Quellenauszug.
>>>>>
An diesen Prozessen lässt sich nachvollziehen, wie das Phänomen Punk und Post-Punk über Anpassung der Bands einerseits und die Agonie des kulturstaatlichen Programms andererseits den Weg in den Mainstream gefunden hat. 

Mit der Erosion der DDR, der großen Ausreisewelle 1984, Perestroika und dem eigenen sozialistischen Weg der DDR ins Nirvana der Weltgeschichte ab 1986, lockerte sich der Apparat und die verschiedenen Musikstile konnten ihr Bewegungspotenzial auch in tatsächliche Masse und Wirkungsmacht umwandeln. Die Kulturhäuser der FDJ öffneten ihre Pforten genauso wie das Plattenstudio und, etwas verhaltener, das offizielle Radio und Fernsehen. So häuften sich im Verlauf der 1980er Jahre auch die Festivals, mit denen versucht wurde, die Entwicklungen in den jungen, alternativen Szenen zu ‚steuern‘:

Im Oktober 1988 wurden Die Skeptiker und Sandow sogar Preisträger der IX. Werkstattwoche Jugendtanzmusik und daraufhin von der Szene als ‚FDJ-Punks‘ gebrandmarkt. Dennoch ist auf der anderen Seite urwüchsiger und widerständiger Punk als Bewegung erhalten geblieben. Viele Vertreter dieser Bewegung mussten bis zum Ende der DDR unter Verfolgung und Repression leiden. Nicht zuletzt deshalb, weil sich in ihren eigenen Reihen Menschen befanden, die mit der Staatssicherheit zusammenarbeiteten und nicht davor zurückschreckten aus Eitelkeit oder Geldgier MusikerkollegInnen ins Gefängnis zu denunzieren. Dies betraf zum Erschrecken aller insbesondere die Leipziger Punklegenden „Wutanfall“ und „L’Attentat“. So hatten die Punks „Fleischer“, Conni und „Ratte“ im Leipziger Neubaugebiet Grünau  auf “Trafohäuschen” und Autos u.a. “Freiheit für Jana, Mita und A-Micha” gesprüht, womit sie Freiheit für Mitglieder von “Namenlos” aus Berlin forderten, die im Knast saßen, weil sie in ihrer Punkband “Nazis wieder in Ostberlin” gesungen hatten, was von den Staatsorganen wenig gelitten wurde. Auf dem Pressefest der LVZ stellte die Stasi in einem eigenen Pavillon diverses sichergestelltes Material aus, bunte Zeitungsbildchen, bekritzelte Stofftaschen. Alle bekamen Haftstrafen von 7 bis 10 Monaten dank der Hinweisgeber aus den eigenen Reihen. Der Sänger von L’Attentat, Bernd Stracke wurde 1985 in den Knast geschickt, zusammen mit der „Mittäterin“ Marlies, die einen Brief in den Westen der beiden abgetippt hatte. Dieses traurige Kapitel der Leipziger Musikgeschichte wurde erst nach der Öffnung der Stasiunterlagen offenbar. Was von allen geblieben ist, sind jedoch nicht nur unzählige Dokumente kreativen Musik- und Kunstschaffens, sondern auch ein Lebensgefühl, welches bis heute in Generationen von Leipzigern weitergelebt wird.

(c) Jasper A. Friedrich (2020)
<<<<<
Rohdaten.
>>>>>
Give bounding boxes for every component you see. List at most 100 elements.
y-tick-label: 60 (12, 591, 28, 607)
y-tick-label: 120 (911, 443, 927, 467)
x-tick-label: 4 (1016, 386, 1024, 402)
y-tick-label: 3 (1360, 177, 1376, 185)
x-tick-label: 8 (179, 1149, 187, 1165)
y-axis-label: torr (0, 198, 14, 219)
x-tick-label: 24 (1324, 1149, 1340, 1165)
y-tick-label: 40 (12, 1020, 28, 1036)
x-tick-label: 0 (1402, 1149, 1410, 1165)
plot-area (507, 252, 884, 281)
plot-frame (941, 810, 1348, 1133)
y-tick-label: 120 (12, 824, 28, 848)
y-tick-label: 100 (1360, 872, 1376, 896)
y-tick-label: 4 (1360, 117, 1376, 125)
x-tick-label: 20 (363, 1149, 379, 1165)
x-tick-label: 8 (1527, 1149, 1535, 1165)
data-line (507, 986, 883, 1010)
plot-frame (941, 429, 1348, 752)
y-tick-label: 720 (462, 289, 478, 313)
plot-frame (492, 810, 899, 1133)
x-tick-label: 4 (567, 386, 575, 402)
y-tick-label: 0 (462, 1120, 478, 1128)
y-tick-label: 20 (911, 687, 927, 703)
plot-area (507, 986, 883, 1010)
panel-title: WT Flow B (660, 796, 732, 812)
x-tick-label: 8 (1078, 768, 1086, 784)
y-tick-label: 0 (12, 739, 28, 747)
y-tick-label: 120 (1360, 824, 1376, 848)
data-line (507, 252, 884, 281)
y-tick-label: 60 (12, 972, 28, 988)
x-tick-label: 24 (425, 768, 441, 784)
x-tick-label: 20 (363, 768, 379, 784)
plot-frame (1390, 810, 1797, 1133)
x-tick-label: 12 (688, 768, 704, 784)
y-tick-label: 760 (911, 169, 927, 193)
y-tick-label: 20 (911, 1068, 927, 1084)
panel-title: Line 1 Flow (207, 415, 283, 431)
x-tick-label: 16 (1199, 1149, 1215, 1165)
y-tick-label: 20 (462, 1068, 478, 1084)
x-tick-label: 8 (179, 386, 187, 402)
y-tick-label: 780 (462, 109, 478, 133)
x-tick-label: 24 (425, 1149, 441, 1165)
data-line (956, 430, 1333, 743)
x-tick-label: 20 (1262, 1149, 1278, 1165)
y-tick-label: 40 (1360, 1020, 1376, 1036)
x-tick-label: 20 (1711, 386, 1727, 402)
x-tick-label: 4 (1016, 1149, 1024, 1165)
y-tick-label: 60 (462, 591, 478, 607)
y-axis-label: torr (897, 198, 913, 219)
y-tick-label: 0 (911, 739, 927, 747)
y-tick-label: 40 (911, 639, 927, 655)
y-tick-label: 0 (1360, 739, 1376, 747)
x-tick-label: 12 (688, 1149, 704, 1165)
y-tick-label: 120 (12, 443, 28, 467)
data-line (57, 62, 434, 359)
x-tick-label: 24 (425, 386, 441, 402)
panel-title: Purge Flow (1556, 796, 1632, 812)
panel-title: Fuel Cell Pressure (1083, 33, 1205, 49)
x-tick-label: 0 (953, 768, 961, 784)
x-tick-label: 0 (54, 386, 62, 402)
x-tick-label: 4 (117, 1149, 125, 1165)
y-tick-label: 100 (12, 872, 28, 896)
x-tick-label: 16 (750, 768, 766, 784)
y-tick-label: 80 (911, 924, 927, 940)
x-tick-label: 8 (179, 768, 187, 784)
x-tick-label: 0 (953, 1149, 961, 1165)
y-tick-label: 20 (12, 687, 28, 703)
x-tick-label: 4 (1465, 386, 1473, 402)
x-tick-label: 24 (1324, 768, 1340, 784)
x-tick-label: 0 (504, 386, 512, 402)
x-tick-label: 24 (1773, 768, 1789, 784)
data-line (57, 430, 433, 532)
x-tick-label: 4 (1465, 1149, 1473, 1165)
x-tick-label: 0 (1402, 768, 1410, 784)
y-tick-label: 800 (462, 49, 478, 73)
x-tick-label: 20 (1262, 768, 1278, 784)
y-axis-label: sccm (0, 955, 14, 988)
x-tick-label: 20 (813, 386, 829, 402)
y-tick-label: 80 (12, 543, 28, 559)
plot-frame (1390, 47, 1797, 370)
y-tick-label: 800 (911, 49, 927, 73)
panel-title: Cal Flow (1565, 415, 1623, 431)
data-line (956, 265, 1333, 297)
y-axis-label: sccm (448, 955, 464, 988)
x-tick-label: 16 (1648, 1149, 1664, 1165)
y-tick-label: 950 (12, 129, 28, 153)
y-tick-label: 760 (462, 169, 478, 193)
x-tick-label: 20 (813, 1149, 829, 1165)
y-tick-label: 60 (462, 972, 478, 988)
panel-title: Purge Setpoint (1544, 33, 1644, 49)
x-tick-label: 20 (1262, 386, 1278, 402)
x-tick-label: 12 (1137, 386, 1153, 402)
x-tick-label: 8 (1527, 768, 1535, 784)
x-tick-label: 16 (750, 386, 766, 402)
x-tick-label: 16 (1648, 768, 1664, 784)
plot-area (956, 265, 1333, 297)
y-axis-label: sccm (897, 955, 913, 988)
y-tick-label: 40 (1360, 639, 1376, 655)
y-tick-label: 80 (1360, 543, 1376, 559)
<<<<<
Übungsaufgaben.
[a] Entnimm dem Auszug über Punk in der DDR wortgetreu die Passage, die mit „An diesen Prozessen“ beginnt und mit „Mainstream gefunden hat.“ endet.
[b] Beantworte anhand des Auszugs über Punk in der DDR diese Fragen:
(i) In welchem Jahr gab es die große Ausreisewelle?
(ii) Bei welcher Veranstaltung wurden Die Skeptiker und Sandow im Oktober 1988 Preisträger?
(iii) Wie hoch fielen die Haftstrafen aus, die alle dank der Hinweisgeber aus den eigenen Reihen bekamen?
[c] Schreibe den Auszug über Punk in der DDR im Anschluss an seinen letzten Satz weiter.
Die Zeilen braucht man zur Bearbeitung nicht.

Lösungen.
[a]
An diesen Prozessen lässt sich nachvollziehen, wie das Phänomen Punk und Post-Punk über Anpassung der Bands einerseits und die Agonie des kulturstaatlichen Programms andererseits den Weg in den Mainstream gefunden hat.

[b]
(i) 1984
(ii) Bei der IX. Werkstattwoche Jugendtanzmusik
(iii) 7 bis 10 Monate

[c]
DIE ZUCHT – DIE ART

1985 hervorgegangen aus „Die Zucht“, sind „Die Art” heute immer noch eine der deutschlandweit bekanntesten Bands der Leipziger Musikszene. Ihr eigenwilliger Post-Punk und Independent-Sound ließ sie in der DDR schnell zu einem Aushängeschild der so genannten „anderen Bands” werden. Angelehnt an die großen Vorbilder von „Joy Division“ bis „The Fall“, prägten sie mit ihren düsteren Songs und ihrem Mix aus deutschen und englischsprachigen Texten die ostdeutsche Szene über Jahre hinweg. 

DIE ZUCHT

Begonnen hatte alles 1982. Inspiriert von den aus dem Westen Deutschlands importierten Schallplatten, wie „The Stranglers“, „Exploited“ aber auch Ozzy Osbourne, beschlossen die Leipziger André Friedrich, Thomas Stephan und Jan Hohmann, ihre eigene Band zu gründen. Aus Langeweile, wie man munkelt, um endlich dem erstickenden Grauschleier der staatlich verordneten Einheitskultur etwas Lebendiges, Kompromissloses entgegenzusetzen. 

Zwar besaß lediglich Friedrich ein Instrument, oder besser gesagt, eine alte Wandergitarre, der er nur mit großer Mühe vernünftige Töne entlocken konnte, und Jan Hohmann baute seinen Bass selbst. Doch die Virtuosität im Umgang mit den Instrumenten sollte nicht im Mittelpunkt der Bandgründung stehen. Viel wichtiger war es, mit einer für Teenager typisch offen und provokativ zur Schau gestellten Attitüde gegen den Strom eines fast schon lähmenden DDR-Alltags zu schwimmen. 

Noch ambitionierter verlief die Namensgebung. Die drei benannten sich nach der sowjetischen Nachrichtenagentur „TASS“. Vom Westen als Legende mystifiziert, diktierte sie allgegenwärtig allen DDR-Bürgern, einschließlich den obersten Genossen des ZK, wie die „richtige Wahrheit“ auszusehen hatte.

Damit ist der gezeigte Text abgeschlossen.